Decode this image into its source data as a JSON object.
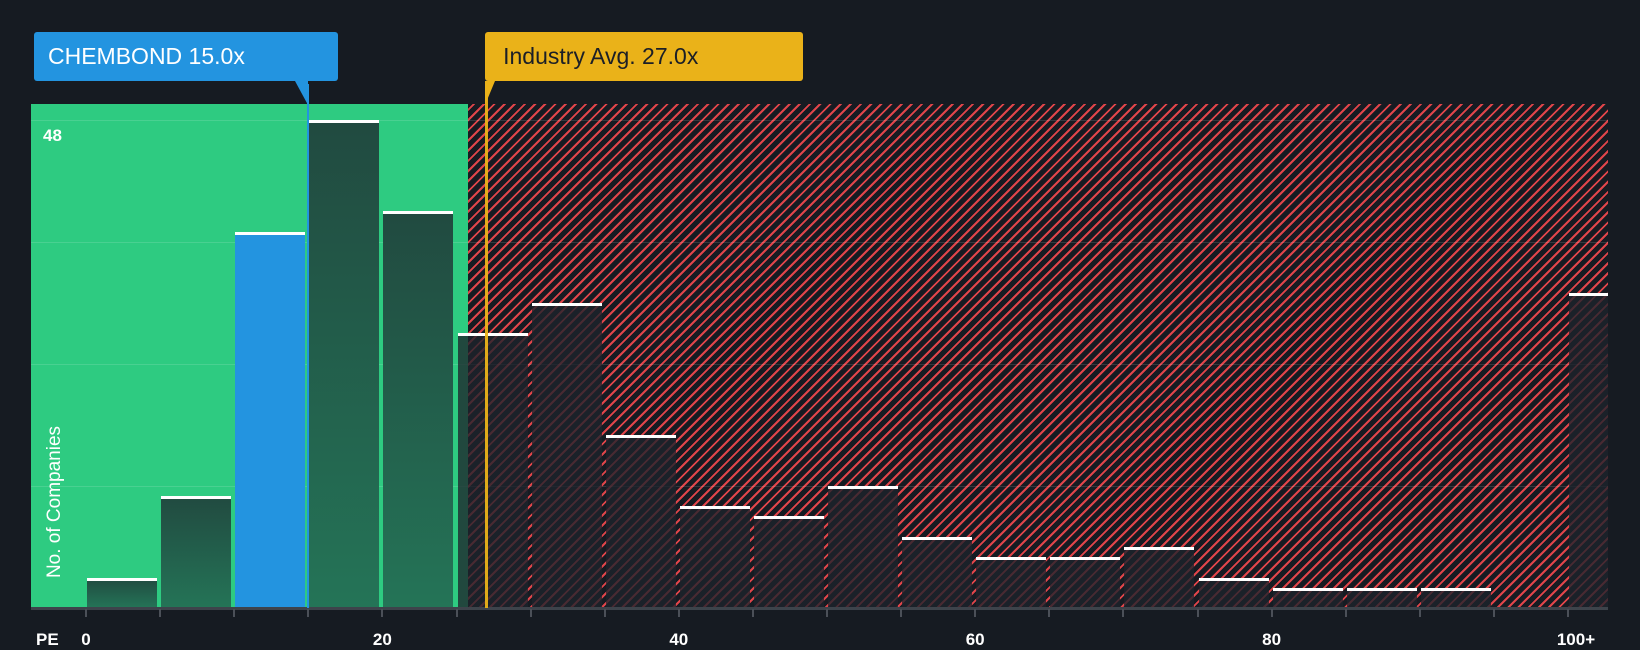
{
  "chart_data": {
    "type": "bar",
    "title": "",
    "xlabel": "PE",
    "ylabel": "No. of Companies",
    "x_tick_labels": [
      "0",
      "20",
      "40",
      "60",
      "80",
      "100+"
    ],
    "y_tick_labels": [
      "48"
    ],
    "ylim": [
      0,
      48
    ],
    "categories": [
      "0-5",
      "5-10",
      "10-15",
      "15-20",
      "20-25",
      "25-30",
      "30-35",
      "35-40",
      "40-45",
      "45-50",
      "50-55",
      "55-60",
      "60-65",
      "65-70",
      "70-75",
      "75-80",
      "80-85",
      "85-90",
      "90-95",
      "95-100",
      "100+"
    ],
    "values": [
      3,
      11,
      37,
      48,
      39,
      27,
      30,
      17,
      10,
      9,
      12,
      7,
      5,
      5,
      6,
      3,
      2,
      2,
      2,
      0,
      31
    ],
    "highlighted_bin": "10-15",
    "company": {
      "name": "CHEMBOND",
      "pe": 15.0,
      "label": "CHEMBOND 15.0x"
    },
    "industry_avg": {
      "pe": 27.0,
      "label": "Industry Avg. 27.0x"
    },
    "green_zone_upper_pe": 25.8,
    "grid": true,
    "legend": "none"
  },
  "labels": {
    "company_callout": "CHEMBOND 15.0x",
    "industry_callout": "Industry Avg. 27.0x",
    "y_max": "48",
    "y_title": "No. of Companies",
    "x_title": "PE",
    "x_ticks": [
      "0",
      "20",
      "40",
      "60",
      "80",
      "100+"
    ]
  },
  "colors": {
    "background": "#161b22",
    "green_zone": "#2ecb81",
    "red_hatch": "#e0454a",
    "company": "#2394e0",
    "industry": "#eab219"
  }
}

■ ■ ■

# INSTRUCTIONS FOR THE TASK
Go through the listing above and quote it exactly, apart from its images.

# ANSWER TO THIS EXERCISE
Decode this image into its source data as a JSON object.
{
  "chart_data": {
    "type": "bar",
    "title": "",
    "xlabel": "PE",
    "ylabel": "No. of Companies",
    "x_tick_labels": [
      "0",
      "20",
      "40",
      "60",
      "80",
      "100+"
    ],
    "y_tick_labels": [
      "48"
    ],
    "ylim": [
      0,
      48
    ],
    "categories": [
      "0-5",
      "5-10",
      "10-15",
      "15-20",
      "20-25",
      "25-30",
      "30-35",
      "35-40",
      "40-45",
      "45-50",
      "50-55",
      "55-60",
      "60-65",
      "65-70",
      "70-75",
      "75-80",
      "80-85",
      "85-90",
      "90-95",
      "95-100",
      "100+"
    ],
    "values": [
      3,
      11,
      37,
      48,
      39,
      27,
      30,
      17,
      10,
      9,
      12,
      7,
      5,
      5,
      6,
      3,
      2,
      2,
      2,
      0,
      31
    ],
    "highlighted_bin": "10-15",
    "company": {
      "name": "CHEMBOND",
      "pe": 15.0,
      "label": "CHEMBOND 15.0x"
    },
    "industry_avg": {
      "pe": 27.0,
      "label": "Industry Avg. 27.0x"
    },
    "green_zone_upper_pe": 25.8,
    "grid": true,
    "legend": "none"
  },
  "labels": {
    "company_callout": "CHEMBOND 15.0x",
    "industry_callout": "Industry Avg. 27.0x",
    "y_max": "48",
    "y_title": "No. of Companies",
    "x_title": "PE",
    "x_ticks": [
      "0",
      "20",
      "40",
      "60",
      "80",
      "100+"
    ]
  },
  "colors": {
    "background": "#161b22",
    "green_zone": "#2ecb81",
    "red_hatch": "#e0454a",
    "company": "#2394e0",
    "industry": "#eab219"
  }
}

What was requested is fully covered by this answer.